» WRITTEN TASK
Wherever the word "IHME" appears in the entries, copy the whole line.

» Records from a collection
────────────────────

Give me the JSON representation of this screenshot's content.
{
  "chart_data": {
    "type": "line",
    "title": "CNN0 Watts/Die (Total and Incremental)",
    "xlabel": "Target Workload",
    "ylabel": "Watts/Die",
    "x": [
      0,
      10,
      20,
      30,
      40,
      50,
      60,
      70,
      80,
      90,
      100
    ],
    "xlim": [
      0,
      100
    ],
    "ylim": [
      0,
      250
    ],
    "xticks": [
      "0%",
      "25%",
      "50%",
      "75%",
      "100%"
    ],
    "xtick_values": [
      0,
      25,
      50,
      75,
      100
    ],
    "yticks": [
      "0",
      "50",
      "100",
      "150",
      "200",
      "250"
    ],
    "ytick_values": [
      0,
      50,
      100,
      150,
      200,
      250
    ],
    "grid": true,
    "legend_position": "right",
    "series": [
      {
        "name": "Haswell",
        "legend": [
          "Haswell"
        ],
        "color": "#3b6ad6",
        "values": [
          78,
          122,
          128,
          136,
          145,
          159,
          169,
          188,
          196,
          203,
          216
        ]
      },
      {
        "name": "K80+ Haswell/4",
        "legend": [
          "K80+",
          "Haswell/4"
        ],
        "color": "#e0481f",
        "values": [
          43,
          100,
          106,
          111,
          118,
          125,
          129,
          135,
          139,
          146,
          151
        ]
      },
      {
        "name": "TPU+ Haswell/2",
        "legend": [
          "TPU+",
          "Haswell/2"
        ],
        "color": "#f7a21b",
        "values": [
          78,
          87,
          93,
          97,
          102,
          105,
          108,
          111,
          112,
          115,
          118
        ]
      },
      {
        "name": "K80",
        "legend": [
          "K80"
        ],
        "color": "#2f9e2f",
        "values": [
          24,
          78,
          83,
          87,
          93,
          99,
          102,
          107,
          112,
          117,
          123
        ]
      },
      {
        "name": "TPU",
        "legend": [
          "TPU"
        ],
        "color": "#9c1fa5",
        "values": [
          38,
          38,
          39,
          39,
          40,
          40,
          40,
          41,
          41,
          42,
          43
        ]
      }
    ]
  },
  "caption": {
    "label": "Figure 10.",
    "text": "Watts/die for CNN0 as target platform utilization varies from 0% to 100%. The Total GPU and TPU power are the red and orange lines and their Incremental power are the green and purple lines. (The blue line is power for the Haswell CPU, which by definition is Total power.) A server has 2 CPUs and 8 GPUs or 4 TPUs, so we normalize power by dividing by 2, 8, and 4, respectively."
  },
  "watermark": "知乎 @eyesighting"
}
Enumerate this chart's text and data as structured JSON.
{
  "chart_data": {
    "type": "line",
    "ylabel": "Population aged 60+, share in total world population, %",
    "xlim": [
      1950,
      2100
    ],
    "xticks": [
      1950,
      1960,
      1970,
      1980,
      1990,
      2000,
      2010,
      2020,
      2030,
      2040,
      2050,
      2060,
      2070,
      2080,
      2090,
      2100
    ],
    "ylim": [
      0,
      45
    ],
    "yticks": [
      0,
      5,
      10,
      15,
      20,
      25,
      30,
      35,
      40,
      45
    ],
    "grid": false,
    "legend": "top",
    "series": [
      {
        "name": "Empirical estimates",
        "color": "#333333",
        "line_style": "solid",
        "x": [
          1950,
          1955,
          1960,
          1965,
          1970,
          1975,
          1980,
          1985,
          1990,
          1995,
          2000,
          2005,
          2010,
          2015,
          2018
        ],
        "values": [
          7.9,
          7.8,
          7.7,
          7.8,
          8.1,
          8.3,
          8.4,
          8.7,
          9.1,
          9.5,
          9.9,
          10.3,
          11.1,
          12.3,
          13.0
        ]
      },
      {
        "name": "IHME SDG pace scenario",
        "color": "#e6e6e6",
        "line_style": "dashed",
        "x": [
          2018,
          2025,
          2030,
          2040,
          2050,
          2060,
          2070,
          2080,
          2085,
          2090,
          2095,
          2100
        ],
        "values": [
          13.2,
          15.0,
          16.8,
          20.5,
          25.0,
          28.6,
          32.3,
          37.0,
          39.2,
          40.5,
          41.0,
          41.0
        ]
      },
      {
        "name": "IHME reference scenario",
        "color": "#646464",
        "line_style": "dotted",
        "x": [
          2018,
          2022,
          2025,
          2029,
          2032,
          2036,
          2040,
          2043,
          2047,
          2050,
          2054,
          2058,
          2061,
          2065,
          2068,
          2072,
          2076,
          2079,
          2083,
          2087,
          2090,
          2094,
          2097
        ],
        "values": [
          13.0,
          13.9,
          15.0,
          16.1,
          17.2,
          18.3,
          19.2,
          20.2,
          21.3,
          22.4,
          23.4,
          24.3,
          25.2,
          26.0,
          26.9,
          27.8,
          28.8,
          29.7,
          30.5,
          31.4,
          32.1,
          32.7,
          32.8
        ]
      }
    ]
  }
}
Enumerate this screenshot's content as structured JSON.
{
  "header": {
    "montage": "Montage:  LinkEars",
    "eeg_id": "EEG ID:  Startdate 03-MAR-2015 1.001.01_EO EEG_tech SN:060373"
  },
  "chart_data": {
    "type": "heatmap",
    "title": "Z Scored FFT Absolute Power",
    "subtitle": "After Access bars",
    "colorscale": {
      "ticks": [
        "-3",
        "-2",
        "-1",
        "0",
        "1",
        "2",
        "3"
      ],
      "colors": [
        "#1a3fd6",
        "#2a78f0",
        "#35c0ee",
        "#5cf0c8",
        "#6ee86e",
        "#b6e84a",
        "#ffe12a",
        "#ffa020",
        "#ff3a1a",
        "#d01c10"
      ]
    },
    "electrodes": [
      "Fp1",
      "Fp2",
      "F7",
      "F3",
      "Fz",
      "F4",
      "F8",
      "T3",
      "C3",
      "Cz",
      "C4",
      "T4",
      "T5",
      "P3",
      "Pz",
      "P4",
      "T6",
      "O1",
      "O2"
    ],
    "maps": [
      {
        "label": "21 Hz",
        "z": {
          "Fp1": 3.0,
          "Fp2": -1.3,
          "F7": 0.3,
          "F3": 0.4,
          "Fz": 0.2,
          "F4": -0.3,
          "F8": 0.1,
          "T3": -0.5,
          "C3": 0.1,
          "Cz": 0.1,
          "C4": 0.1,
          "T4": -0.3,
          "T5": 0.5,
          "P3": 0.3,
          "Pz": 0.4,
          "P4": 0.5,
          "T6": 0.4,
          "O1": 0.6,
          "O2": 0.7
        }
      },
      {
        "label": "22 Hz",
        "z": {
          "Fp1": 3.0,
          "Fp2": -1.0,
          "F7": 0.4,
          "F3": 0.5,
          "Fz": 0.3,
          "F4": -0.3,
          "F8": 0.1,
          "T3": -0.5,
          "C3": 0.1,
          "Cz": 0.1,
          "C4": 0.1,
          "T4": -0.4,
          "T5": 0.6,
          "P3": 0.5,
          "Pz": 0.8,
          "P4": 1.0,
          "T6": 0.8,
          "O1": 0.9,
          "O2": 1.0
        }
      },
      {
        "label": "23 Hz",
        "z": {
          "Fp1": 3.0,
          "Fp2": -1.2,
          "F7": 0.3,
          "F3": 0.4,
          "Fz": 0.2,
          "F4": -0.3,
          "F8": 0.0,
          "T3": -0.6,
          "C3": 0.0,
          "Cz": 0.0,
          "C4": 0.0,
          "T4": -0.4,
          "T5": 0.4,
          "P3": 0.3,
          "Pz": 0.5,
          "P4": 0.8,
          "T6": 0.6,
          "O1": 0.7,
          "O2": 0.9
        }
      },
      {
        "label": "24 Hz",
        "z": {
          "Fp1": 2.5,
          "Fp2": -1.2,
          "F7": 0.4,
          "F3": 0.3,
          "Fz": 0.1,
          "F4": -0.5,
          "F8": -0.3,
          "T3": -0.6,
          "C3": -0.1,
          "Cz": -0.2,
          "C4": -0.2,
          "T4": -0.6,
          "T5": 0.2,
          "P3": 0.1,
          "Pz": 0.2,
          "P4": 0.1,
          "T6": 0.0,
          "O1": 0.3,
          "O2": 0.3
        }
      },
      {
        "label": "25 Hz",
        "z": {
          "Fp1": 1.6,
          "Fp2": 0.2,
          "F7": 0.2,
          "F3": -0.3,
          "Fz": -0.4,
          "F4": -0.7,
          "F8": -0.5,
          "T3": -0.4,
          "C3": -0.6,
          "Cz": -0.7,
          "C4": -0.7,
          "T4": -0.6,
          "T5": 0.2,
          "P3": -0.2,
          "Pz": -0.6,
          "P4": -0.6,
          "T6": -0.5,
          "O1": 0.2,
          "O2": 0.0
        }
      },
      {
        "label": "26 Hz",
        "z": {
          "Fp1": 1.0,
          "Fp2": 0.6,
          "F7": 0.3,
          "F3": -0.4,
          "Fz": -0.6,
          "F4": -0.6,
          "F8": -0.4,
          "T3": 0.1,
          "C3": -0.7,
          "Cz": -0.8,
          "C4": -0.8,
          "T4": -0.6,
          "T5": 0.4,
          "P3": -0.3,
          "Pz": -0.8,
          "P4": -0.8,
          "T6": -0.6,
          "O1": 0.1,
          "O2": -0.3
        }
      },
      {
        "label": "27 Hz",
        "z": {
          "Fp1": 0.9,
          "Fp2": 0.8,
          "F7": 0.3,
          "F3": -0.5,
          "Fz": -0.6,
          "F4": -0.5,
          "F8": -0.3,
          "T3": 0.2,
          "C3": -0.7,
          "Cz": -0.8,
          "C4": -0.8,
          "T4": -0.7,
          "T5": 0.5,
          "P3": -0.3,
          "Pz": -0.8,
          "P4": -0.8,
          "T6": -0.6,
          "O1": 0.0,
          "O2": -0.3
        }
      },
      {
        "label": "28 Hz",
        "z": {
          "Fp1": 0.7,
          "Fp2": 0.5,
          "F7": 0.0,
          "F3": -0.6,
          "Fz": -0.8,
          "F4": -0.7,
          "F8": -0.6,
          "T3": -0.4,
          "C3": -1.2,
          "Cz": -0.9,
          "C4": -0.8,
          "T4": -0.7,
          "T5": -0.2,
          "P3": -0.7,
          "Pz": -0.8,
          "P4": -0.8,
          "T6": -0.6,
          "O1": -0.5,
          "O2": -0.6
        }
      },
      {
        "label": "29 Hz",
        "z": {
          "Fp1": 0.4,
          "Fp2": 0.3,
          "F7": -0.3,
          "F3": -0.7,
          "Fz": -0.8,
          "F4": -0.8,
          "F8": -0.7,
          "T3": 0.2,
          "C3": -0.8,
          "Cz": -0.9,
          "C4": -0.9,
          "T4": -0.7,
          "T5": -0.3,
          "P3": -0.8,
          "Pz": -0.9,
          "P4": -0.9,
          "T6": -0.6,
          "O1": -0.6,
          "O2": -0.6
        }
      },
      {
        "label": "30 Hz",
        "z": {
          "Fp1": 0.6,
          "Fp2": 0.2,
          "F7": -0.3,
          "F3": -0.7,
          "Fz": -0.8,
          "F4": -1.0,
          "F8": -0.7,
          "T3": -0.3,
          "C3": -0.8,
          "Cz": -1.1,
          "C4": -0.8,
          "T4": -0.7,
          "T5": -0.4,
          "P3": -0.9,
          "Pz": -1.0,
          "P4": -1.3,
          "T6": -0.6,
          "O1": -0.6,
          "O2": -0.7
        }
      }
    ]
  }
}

────────────────────

» REPLY TO THE EXERCISE
        "name": "IHME SDG pace scenario",
        "name": "IHME reference scenario",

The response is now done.